# Stated problem:
Transcribe each record exactly. Include every one.

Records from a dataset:
____
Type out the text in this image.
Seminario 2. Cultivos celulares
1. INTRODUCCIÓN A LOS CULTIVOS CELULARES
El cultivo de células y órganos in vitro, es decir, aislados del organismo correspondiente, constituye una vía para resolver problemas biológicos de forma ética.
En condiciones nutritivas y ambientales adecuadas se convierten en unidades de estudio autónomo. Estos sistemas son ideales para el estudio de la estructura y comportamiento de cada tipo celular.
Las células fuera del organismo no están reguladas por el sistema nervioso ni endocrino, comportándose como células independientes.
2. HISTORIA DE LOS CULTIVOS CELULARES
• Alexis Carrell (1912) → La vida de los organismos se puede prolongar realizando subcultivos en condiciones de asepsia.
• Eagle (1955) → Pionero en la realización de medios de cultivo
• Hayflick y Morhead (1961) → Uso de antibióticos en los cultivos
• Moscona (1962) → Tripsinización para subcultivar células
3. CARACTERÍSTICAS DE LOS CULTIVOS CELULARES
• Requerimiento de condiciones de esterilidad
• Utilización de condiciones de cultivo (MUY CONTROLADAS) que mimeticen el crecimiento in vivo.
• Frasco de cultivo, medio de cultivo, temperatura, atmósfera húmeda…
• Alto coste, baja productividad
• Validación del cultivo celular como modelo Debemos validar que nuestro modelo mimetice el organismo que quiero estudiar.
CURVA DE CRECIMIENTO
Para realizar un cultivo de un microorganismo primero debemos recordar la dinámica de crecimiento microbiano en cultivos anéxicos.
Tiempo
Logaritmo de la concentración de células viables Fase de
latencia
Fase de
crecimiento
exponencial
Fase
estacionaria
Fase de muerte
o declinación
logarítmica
____
# Right answer:
Type out the text in this image.
Seminario 2. Cultivos celulares
1. INTRODUCCIÓN A LOS CULTIVOS CELULARES
El cultivo de células y órganos in vitro, es decir, aislados del organismo correspondiente, constituye una vía para resolver problemas biológicos de forma ética.
En condiciones nutritivas y ambientales adecuadas se convierten en unidades de estudio autónomo. Estos sistemas son ideales para el estudio de la estructura y comportamiento de cada tipo celular.
Las células fuera del organismo no están reguladas por el sistema nervioso ni endocrino, comportándose como células independientes.
2. HISTORIA DE LOS CULTIVOS CELULARES
• Alexis Carrell (1912) → La vida de los organismos se puede prolongar realizando subcultivos en condiciones de asepsia.
• Eagle (1955) → Pionero en la realización de medios de cultivo
• Hayflick y Morhead (1961) → Uso de antibióticos en los cultivos
• Moscona (1962) → Tripsinización para subcultivar células
3. CARACTERÍSTICAS DE LOS CULTIVOS CELULARES
• Requerimiento de condiciones de esterilidad
• Utilización de condiciones de cultivo (MUY CONTROLADAS) que mimeticen el crecimiento in vivo.
• Frasco de cultivo, medio de cultivo, temperatura, atmósfera húmeda…
• Alto coste, baja productividad
• Validación del cultivo celular como modelo Debemos validar que nuestro modelo mimetice el organismo que quiero estudiar.
CURVA DE CRECIMIENTO
Para realizar un cultivo de un microorganismo primero debemos recordar la dinámica de crecimiento microbiano en cultivos anéxicos.
Tiempo
Logaritmo de la concentración de células viables Fase de
latencia
Fase de
crecimiento
exponencial
Fase
estacionaria
Fase de muerte
o declinación
logarítmica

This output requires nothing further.